Can you convert the rows below into a JSON list of strings, with one string for each line and no blank lines? Leave the pictures out of the list.

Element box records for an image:
---+---
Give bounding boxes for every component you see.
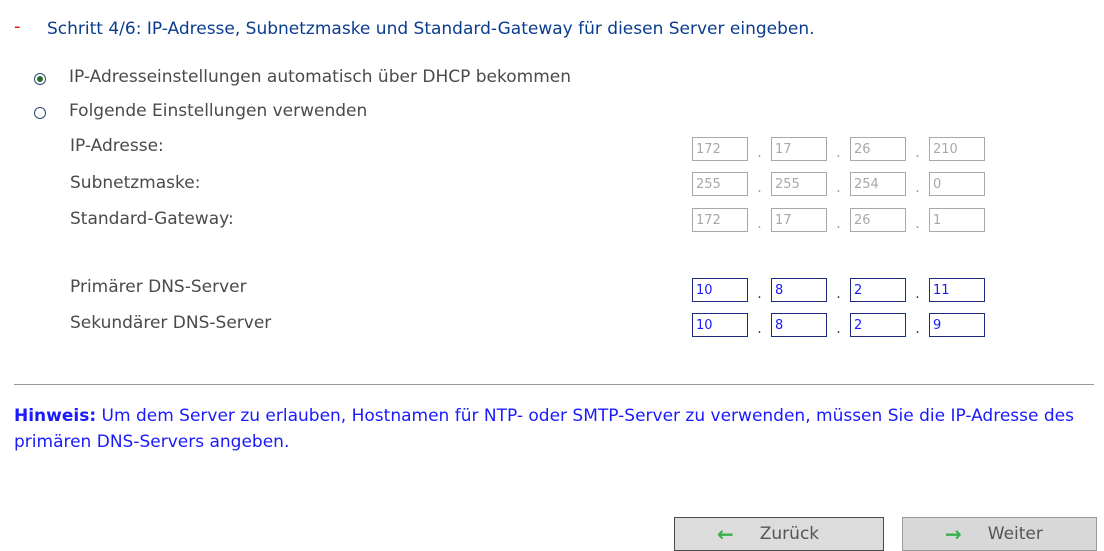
radio-selected-dot: [37, 76, 43, 82]
dns2-octet-2-input[interactable]: 8: [771, 313, 827, 337]
dns2-octet-4-input[interactable]: 9: [929, 313, 985, 337]
dhcp-radio-label[interactable]: IP-Adresseinstellungen automatisch über …: [69, 67, 571, 87]
gateway-octet-4-input[interactable]: 1: [929, 208, 985, 232]
gateway-label: Standard-Gateway:: [70, 209, 234, 229]
ip-separator: .: [915, 321, 920, 337]
next-button-label: Weiter: [987, 524, 1043, 544]
arrow-left-icon: ←: [717, 522, 734, 546]
ip-separator: .: [915, 216, 920, 232]
ip-separator: .: [915, 286, 920, 302]
secondary-dns-input-group: 10 . 8 . 2 . 9: [692, 311, 985, 337]
ip-address-label: IP-Adresse:: [70, 136, 164, 156]
gateway-octet-2-input[interactable]: 17: [771, 208, 827, 232]
subnet-octet-2-input[interactable]: 255: [771, 172, 827, 196]
subnet-mask-label: Subnetzmaske:: [70, 173, 201, 193]
dhcp-radio[interactable]: [34, 73, 46, 85]
subnet-octet-3-input[interactable]: 254: [850, 172, 906, 196]
back-button-label: Zurück: [759, 524, 820, 544]
manual-radio-label[interactable]: Folgende Einstellungen verwenden: [69, 101, 367, 121]
dns1-octet-4-input[interactable]: 11: [929, 278, 985, 302]
dns1-octet-2-input[interactable]: 8: [771, 278, 827, 302]
hint-label: Hinweis:: [14, 406, 97, 426]
primary-dns-label: Primärer DNS-Server: [70, 277, 247, 297]
ip-separator: .: [836, 180, 841, 196]
arrow-right-icon: →: [945, 522, 962, 546]
ip-separator: .: [836, 321, 841, 337]
ip-separator: .: [757, 145, 762, 161]
ip-separator: .: [757, 216, 762, 232]
primary-dns-input-group: 10 . 8 . 2 . 11: [692, 276, 985, 302]
manual-radio[interactable]: [34, 107, 46, 119]
secondary-dns-label: Sekundärer DNS-Server: [70, 313, 272, 333]
back-button[interactable]: ← Zurück: [674, 517, 884, 551]
subnet-octet-1-input[interactable]: 255: [692, 172, 748, 196]
ip-separator: .: [836, 216, 841, 232]
ip-address-input-group: 172 . 17 . 26 . 210: [692, 135, 985, 161]
ip-separator: .: [836, 145, 841, 161]
dns1-octet-1-input[interactable]: 10: [692, 278, 748, 302]
ip-octet-4-input[interactable]: 210: [929, 137, 985, 161]
dns2-octet-3-input[interactable]: 2: [850, 313, 906, 337]
ip-separator: .: [915, 145, 920, 161]
gateway-input-group: 172 . 17 . 26 . 1: [692, 206, 985, 232]
ip-separator: .: [757, 321, 762, 337]
ip-octet-2-input[interactable]: 17: [771, 137, 827, 161]
dns1-octet-3-input[interactable]: 2: [850, 278, 906, 302]
section-divider: [14, 384, 1094, 385]
next-button[interactable]: → Weiter: [902, 517, 1097, 551]
gateway-octet-1-input[interactable]: 172: [692, 208, 748, 232]
hint-message: Um dem Server zu erlauben, Hostnamen für…: [14, 406, 1074, 452]
ip-separator: .: [915, 180, 920, 196]
ip-octet-3-input[interactable]: 26: [850, 137, 906, 161]
step-title: Schritt 4/6: IP-Adresse, Subnetzmaske un…: [47, 19, 815, 39]
step-marker: -: [14, 16, 21, 37]
subnet-octet-4-input[interactable]: 0: [929, 172, 985, 196]
hint-text: Hinweis: Um dem Server zu erlauben, Host…: [14, 403, 1094, 455]
dns2-octet-1-input[interactable]: 10: [692, 313, 748, 337]
ip-octet-1-input[interactable]: 172: [692, 137, 748, 161]
ip-separator: .: [836, 286, 841, 302]
subnet-mask-input-group: 255 . 255 . 254 . 0: [692, 170, 985, 196]
gateway-octet-3-input[interactable]: 26: [850, 208, 906, 232]
ip-separator: .: [757, 180, 762, 196]
ip-separator: .: [757, 286, 762, 302]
---+---
(EXPECTED ANSWER):
[
  "Give bounding boxes for every component you see.",
  "radio-selected-dot: [37, 76, 43, 82]",
  "dns2-octet-2-input[interactable]: 8: [771, 313, 827, 337]",
  "dns2-octet-4-input[interactable]: 9: [929, 313, 985, 337]",
  "dhcp-radio-label[interactable]: IP-Adresseinstellungen automatisch über …: [69, 67, 571, 87]",
  "gateway-octet-4-input[interactable]: 1: [929, 208, 985, 232]",
  "gateway-label: Standard-Gateway:: [70, 209, 234, 229]",
  "ip-separator: .: [915, 321, 920, 337]",
  "next-button-label: Weiter: [987, 524, 1043, 544]",
  "arrow-left-icon: ←: [717, 522, 734, 546]",
  "ip-separator: .: [915, 216, 920, 232]",
  "ip-separator: .: [915, 286, 920, 302]",
  "secondary-dns-input-group: 10 . 8 . 2 . 9: [692, 311, 985, 337]",
  "ip-address-label: IP-Adresse:: [70, 136, 164, 156]",
  "gateway-octet-2-input[interactable]: 17: [771, 208, 827, 232]",
  "subnet-octet-2-input[interactable]: 255: [771, 172, 827, 196]",
  "subnet-mask-label: Subnetzmaske:: [70, 173, 201, 193]",
  "dhcp-radio[interactable]: [34, 73, 46, 85]",
  "subnet-octet-3-input[interactable]: 254: [850, 172, 906, 196]",
  "back-button-label: Zurück: [759, 524, 820, 544]",
  "manual-radio-label[interactable]: Folgende Einstellungen verwenden: [69, 101, 367, 121]",
  "dns1-octet-4-input[interactable]: 11: [929, 278, 985, 302]",
  "dns1-octet-2-input[interactable]: 8: [771, 278, 827, 302]",
  "hint-label: Hinweis:: [14, 406, 97, 426]",
  "primary-dns-label: Primärer DNS-Server: [70, 277, 247, 297]",
  "ip-separator: .: [836, 180, 841, 196]",
  "arrow-right-icon: →: [945, 522, 962, 546]",
  "ip-separator: .: [836, 321, 841, 337]",
  "ip-separator: .: [757, 145, 762, 161]",
  "ip-separator: .: [757, 216, 762, 232]",
  "primary-dns-input-group: 10 . 8 . 2 . 11: [692, 276, 985, 302]",
  "manual-radio[interactable]: [34, 107, 46, 119]",
  "secondary-dns-label: Sekundärer DNS-Server: [70, 313, 272, 333]",
  "back-button[interactable]: ← Zurück: [674, 517, 884, 551]",
  "subnet-octet-1-input[interactable]: 255: [692, 172, 748, 196]",
  "ip-separator: .: [836, 216, 841, 232]",
  "ip-address-input-group: 172 . 17 . 26 . 210: [692, 135, 985, 161]",
  "ip-separator: .: [836, 145, 841, 161]",
  "dns1-octet-1-input[interactable]: 10: [692, 278, 748, 302]",
  "ip-octet-4-input[interactable]: 210: [929, 137, 985, 161]",
  "dns2-octet-3-input[interactable]: 2: [850, 313, 906, 337]",
  "ip-separator: .: [915, 145, 920, 161]",
  "gateway-input-group: 172 . 17 . 26 . 1: [692, 206, 985, 232]",
  "ip-separator: .: [757, 321, 762, 337]",
  "ip-octet-2-input[interactable]: 17: [771, 137, 827, 161]",
  "dns1-octet-3-input[interactable]: 2: [850, 278, 906, 302]",
  "section-divider: [14, 384, 1094, 385]",
  "next-button[interactable]: → Weiter: [902, 517, 1097, 551]",
  "gateway-octet-1-input[interactable]: 172: [692, 208, 748, 232]",
  "hint-message: Um dem Server zu erlauben, Hostnamen für…: [14, 406, 1074, 452]",
  "ip-separator: .: [915, 180, 920, 196]",
  "ip-octet-3-input[interactable]: 26: [850, 137, 906, 161]",
  "step-title: Schritt 4/6: IP-Adresse, Subnetzmaske un…: [47, 19, 815, 39]",
  "step-marker: -: [14, 16, 21, 37]",
  "subnet-octet-4-input[interactable]: 0: [929, 172, 985, 196]",
  "hint-text: Hinweis: Um dem Server zu erlauben, Host…: [14, 403, 1094, 455]",
  "dns2-octet-1-input[interactable]: 10: [692, 313, 748, 337]",
  "ip-octet-1-input[interactable]: 172: [692, 137, 748, 161]",
  "ip-separator: .: [836, 286, 841, 302]",
  "subnet-mask-input-group: 255 . 255 . 254 . 0: [692, 170, 985, 196]",
  "gateway-octet-3-input[interactable]: 26: [850, 208, 906, 232]",
  "ip-separator: .: [757, 180, 762, 196]",
  "ip-separator: .: [757, 286, 762, 302]"
]